What you should do =>
Only the pictures are to be dropped; return all other data below exactly.

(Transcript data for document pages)
== Segment start ==
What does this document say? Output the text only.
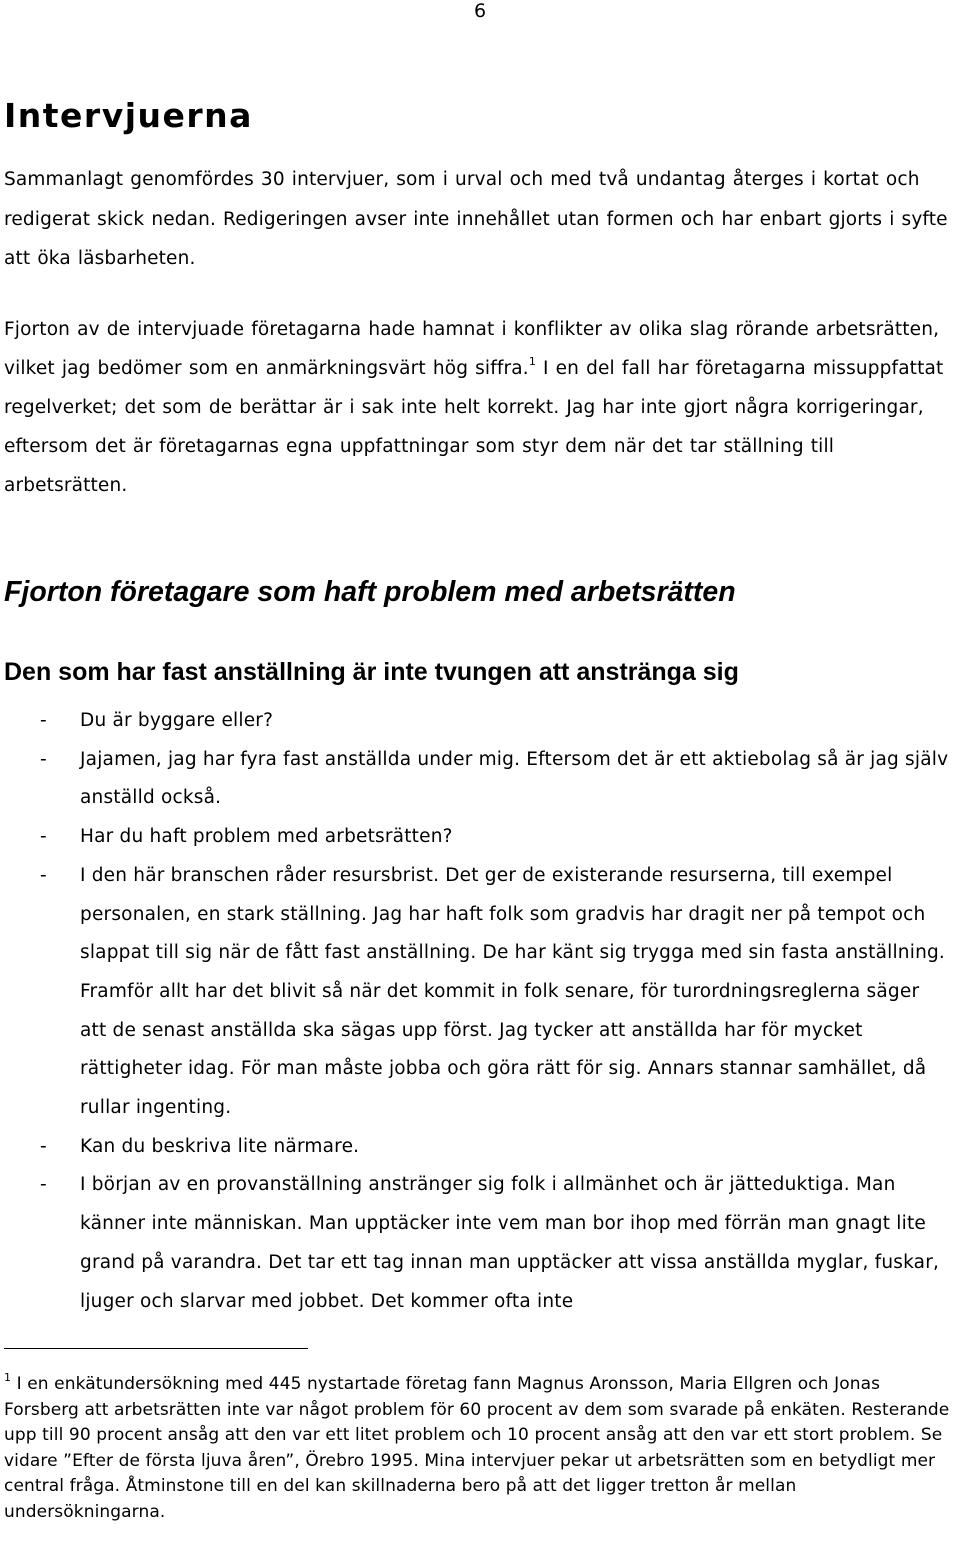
6
Intervjuerna

Sammanlagt genomfördes 30 intervjuer, som i urval och med två undantag återges i kortat och redigerat skick nedan. Redigeringen avser inte innehållet utan formen och har enbart gjorts i syfte att öka läsbarheten.

Fjorton av de intervjuade företagarna hade hamnat i konflikter av olika slag rörande arbetsrätten, vilket jag bedömer som en anmärkningsvärt hög siffra.$^1$ I en del fall har företagarna missuppfattat regelverket; det som de berättar är i sak inte helt korrekt. Jag har inte gjort några korrigeringar, eftersom det är företagarnas egna uppfattningar som styr dem när det tar ställning till arbetsrätten.

Fjorton företagare som haft problem med arbetsrätten
Den som har fast anställning är inte tvungen att anstränga sig
- Du är byggare eller?
- Jajamen, jag har fyra fast anställda under mig. Eftersom det är ett aktiebolag så är jag själv anställd också.
- Har du haft problem med arbetsrätten?
- I den här branschen råder resursbrist. Det ger de existerande resurserna, till exempel personalen, en stark ställning. Jag har haft folk som gradvis har dragit ner på tempot och slappat till sig när de fått fast anställning. De har känt sig trygga med sin fasta anställning. Framför allt har det blivit så när det kommit in folk senare, för turordningsreglerna säger att de senast anställda ska sägas upp först. Jag tycker att anställda har för mycket rättigheter idag. För man måste jobba och göra rätt för sig. Annars stannar samhället, då rullar ingenting.
- Kan du beskriva lite närmare.
- I början av en provanställning anstränger sig folk i allmänhet och är jätteduktiga. Man känner inte människan. Man upptäcker inte vem man bor ihop med förrän man gnagt lite grand på varandra. Det tar ett tag innan man upptäcker att vissa anställda myglar, fuskar, ljuger och slarvar med jobbet. Det kommer ofta inte

$^1$ I en enkätundersökning med 445 nystartade företag fann Magnus Aronsson, Maria Ellgren och Jonas Forsberg att arbetsrätten inte var något problem för 60 procent av dem som svarade på enkäten. Resterande upp till 90 procent ansåg att den var ett litet problem och 10 procent ansåg att den var ett stort problem. Se vidare ”Efter de första ljuva åren”, Örebro 1995. Mina intervjuer pekar ut arbetsrätten som en betydligt mer central fråga. Åtminstone till en del kan skillnaderna bero på att det ligger tretton år mellan undersökningarna.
== Segment end ==
Exercise solution =>
What does this document say? Output the text only.
6
Intervjuerna

Sammanlagt genomfördes 30 intervjuer, som i urval och med två undantag återges i kortat och redigerat skick nedan. Redigeringen avser inte innehållet utan formen och har enbart gjorts i syfte att öka läsbarheten.

Fjorton av de intervjuade företagarna hade hamnat i konflikter av olika slag rörande arbetsrätten, vilket jag bedömer som en anmärkningsvärt hög siffra.$^1$ I en del fall har företagarna missuppfattat regelverket; det som de berättar är i sak inte helt korrekt. Jag har inte gjort några korrigeringar, eftersom det är företagarnas egna uppfattningar som styr dem när det tar ställning till arbetsrätten.

Fjorton företagare som haft problem med arbetsrätten
Den som har fast anställning är inte tvungen att anstränga sig
- Du är byggare eller?
- Jajamen, jag har fyra fast anställda under mig. Eftersom det är ett aktiebolag så är jag själv anställd också.
- Har du haft problem med arbetsrätten?
- I den här branschen råder resursbrist. Det ger de existerande resurserna, till exempel personalen, en stark ställning. Jag har haft folk som gradvis har dragit ner på tempot och slappat till sig när de fått fast anställning. De har känt sig trygga med sin fasta anställning. Framför allt har det blivit så när det kommit in folk senare, för turordningsreglerna säger att de senast anställda ska sägas upp först. Jag tycker att anställda har för mycket rättigheter idag. För man måste jobba och göra rätt för sig. Annars stannar samhället, då rullar ingenting.
- Kan du beskriva lite närmare.
- I början av en provanställning anstränger sig folk i allmänhet och är jätteduktiga. Man känner inte människan. Man upptäcker inte vem man bor ihop med förrän man gnagt lite grand på varandra. Det tar ett tag innan man upptäcker att vissa anställda myglar, fuskar, ljuger och slarvar med jobbet. Det kommer ofta inte

$^1$ I en enkätundersökning med 445 nystartade företag fann Magnus Aronsson, Maria Ellgren och Jonas Forsberg att arbetsrätten inte var något problem för 60 procent av dem som svarade på enkäten. Resterande upp till 90 procent ansåg att den var ett litet problem och 10 procent ansåg att den var ett stort problem. Se vidare ”Efter de första ljuva åren”, Örebro 1995. Mina intervjuer pekar ut arbetsrätten som en betydligt mer central fråga. Åtminstone till en del kan skillnaderna bero på att det ligger tretton år mellan undersökningarna.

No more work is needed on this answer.